**Your goal**.
Show all lines that include the string "Document"; copy each one.

**Supplied material**.
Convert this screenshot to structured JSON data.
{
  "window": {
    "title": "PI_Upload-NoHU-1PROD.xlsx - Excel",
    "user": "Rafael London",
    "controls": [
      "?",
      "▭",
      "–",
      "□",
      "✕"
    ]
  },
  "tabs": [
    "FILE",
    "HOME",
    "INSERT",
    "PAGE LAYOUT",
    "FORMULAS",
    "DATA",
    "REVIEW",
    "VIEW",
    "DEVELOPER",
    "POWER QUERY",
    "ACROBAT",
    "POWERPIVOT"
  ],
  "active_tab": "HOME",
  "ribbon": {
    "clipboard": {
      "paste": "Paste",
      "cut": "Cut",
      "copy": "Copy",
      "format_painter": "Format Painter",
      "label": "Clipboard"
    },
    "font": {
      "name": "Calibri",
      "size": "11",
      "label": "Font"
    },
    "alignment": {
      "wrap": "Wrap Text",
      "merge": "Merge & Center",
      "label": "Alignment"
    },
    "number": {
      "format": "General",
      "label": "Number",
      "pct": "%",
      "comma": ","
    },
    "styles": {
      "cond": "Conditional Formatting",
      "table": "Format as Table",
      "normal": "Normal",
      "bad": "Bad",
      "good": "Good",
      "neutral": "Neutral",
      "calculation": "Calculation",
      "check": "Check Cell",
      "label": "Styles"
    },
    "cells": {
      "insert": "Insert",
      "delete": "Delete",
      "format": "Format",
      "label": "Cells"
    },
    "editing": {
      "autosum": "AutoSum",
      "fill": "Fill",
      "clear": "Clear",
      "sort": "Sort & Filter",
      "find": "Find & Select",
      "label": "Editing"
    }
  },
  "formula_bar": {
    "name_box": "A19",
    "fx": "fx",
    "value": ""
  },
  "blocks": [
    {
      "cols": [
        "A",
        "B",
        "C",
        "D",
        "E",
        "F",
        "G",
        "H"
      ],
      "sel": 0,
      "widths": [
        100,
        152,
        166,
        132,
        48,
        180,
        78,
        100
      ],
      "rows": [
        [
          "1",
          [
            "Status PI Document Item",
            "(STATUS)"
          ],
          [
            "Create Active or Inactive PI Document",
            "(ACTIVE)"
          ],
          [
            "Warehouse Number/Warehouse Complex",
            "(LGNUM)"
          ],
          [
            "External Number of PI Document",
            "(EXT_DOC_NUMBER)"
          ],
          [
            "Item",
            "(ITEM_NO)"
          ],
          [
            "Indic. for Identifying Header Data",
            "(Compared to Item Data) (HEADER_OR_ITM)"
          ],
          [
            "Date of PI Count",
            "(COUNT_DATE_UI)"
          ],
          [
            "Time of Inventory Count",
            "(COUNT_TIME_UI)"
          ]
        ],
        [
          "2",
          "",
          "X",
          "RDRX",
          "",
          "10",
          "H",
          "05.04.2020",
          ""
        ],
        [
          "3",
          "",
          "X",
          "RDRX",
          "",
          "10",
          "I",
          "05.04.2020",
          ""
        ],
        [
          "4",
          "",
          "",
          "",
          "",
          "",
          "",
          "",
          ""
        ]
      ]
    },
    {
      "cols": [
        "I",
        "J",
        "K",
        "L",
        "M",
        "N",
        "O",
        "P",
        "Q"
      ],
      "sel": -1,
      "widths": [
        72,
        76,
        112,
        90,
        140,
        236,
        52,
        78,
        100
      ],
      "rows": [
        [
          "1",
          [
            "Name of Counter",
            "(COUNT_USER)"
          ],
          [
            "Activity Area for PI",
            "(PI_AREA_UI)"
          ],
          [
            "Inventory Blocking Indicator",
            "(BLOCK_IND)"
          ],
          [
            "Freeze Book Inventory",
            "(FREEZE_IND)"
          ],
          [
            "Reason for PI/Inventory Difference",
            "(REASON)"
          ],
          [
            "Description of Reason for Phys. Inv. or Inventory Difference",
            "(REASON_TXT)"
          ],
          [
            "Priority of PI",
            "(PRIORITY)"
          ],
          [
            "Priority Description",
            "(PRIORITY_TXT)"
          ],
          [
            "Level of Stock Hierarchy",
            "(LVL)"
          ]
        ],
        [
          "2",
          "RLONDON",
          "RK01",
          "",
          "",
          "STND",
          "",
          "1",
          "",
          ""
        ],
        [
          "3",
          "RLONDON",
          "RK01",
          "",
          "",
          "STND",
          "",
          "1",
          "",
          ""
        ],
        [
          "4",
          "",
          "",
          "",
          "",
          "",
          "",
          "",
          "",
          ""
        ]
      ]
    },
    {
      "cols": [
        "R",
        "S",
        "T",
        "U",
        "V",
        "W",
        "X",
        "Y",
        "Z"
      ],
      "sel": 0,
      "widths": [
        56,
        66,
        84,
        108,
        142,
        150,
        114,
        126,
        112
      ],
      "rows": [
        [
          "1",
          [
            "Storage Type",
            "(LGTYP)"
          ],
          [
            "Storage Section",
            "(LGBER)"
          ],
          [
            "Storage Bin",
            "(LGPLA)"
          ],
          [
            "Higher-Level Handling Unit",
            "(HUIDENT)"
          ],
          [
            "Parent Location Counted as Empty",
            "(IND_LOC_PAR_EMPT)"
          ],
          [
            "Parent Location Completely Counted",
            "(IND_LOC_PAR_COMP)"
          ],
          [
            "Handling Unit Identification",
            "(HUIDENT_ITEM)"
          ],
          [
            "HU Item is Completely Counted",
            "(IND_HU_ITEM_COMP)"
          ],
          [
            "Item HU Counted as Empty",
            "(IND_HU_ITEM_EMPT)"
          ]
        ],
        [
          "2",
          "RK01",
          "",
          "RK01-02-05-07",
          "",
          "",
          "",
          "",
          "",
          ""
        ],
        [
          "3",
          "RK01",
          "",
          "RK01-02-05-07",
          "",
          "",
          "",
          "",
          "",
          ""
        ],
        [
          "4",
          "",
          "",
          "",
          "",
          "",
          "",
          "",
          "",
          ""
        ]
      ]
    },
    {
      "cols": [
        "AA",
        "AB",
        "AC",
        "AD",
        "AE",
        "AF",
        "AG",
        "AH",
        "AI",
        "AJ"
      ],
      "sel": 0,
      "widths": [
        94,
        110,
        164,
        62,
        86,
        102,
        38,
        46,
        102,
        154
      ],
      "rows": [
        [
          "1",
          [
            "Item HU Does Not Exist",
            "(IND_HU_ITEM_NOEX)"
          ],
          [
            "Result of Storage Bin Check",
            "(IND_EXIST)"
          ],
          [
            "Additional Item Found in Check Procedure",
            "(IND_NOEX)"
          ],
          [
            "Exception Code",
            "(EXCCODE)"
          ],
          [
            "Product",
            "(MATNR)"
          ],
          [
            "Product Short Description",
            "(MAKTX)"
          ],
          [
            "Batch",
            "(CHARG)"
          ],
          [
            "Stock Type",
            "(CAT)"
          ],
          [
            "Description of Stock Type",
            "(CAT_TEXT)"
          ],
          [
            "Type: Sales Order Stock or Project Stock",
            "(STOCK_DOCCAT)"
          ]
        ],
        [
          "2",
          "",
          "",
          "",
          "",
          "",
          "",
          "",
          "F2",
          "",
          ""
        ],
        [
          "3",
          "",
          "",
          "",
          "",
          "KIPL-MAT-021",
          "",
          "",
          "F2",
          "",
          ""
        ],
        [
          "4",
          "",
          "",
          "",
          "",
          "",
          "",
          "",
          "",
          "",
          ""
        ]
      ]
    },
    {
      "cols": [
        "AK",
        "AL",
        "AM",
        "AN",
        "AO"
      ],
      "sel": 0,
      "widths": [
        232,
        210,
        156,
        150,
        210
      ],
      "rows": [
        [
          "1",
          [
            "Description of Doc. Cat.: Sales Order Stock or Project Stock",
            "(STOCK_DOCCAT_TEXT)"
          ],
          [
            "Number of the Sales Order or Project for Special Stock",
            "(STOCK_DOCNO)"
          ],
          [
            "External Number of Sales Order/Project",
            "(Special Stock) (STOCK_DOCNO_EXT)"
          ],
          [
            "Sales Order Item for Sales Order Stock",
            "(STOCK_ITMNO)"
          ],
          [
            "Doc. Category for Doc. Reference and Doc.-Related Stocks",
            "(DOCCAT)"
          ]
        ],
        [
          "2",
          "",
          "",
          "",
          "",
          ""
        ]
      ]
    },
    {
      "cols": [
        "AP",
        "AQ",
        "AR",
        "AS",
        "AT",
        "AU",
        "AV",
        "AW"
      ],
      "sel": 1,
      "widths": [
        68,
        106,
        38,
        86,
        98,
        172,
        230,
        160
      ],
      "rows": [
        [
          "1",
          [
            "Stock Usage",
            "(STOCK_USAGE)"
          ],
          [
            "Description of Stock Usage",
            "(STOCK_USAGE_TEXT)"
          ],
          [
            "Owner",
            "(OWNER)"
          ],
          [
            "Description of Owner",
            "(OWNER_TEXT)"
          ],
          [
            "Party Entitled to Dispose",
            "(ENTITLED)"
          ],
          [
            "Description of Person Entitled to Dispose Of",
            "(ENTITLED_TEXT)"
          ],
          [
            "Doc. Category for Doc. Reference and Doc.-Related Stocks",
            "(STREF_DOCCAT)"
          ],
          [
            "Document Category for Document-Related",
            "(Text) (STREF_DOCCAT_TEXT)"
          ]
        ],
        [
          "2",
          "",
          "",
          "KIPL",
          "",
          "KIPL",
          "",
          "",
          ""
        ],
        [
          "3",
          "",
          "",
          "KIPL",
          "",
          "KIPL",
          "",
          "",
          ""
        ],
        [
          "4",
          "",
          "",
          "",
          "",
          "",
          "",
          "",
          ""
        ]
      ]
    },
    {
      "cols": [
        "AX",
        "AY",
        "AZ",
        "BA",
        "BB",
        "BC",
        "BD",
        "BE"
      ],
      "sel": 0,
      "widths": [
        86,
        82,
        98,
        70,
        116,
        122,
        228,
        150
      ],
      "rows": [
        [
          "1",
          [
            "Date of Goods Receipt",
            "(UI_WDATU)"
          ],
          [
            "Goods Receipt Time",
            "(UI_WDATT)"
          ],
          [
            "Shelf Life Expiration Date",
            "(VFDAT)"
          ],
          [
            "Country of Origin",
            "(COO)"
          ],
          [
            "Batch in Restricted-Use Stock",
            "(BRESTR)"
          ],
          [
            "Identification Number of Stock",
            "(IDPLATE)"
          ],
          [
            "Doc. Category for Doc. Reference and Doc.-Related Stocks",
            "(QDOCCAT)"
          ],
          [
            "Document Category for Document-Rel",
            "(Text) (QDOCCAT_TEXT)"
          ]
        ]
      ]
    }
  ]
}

**The completed task**.
            "Status PI Document Item",
            "Create Active or Inactive PI Document",
            "External Number of PI Document",
            "Document Category for Document-Related",
            "Document Category for Document-Rel",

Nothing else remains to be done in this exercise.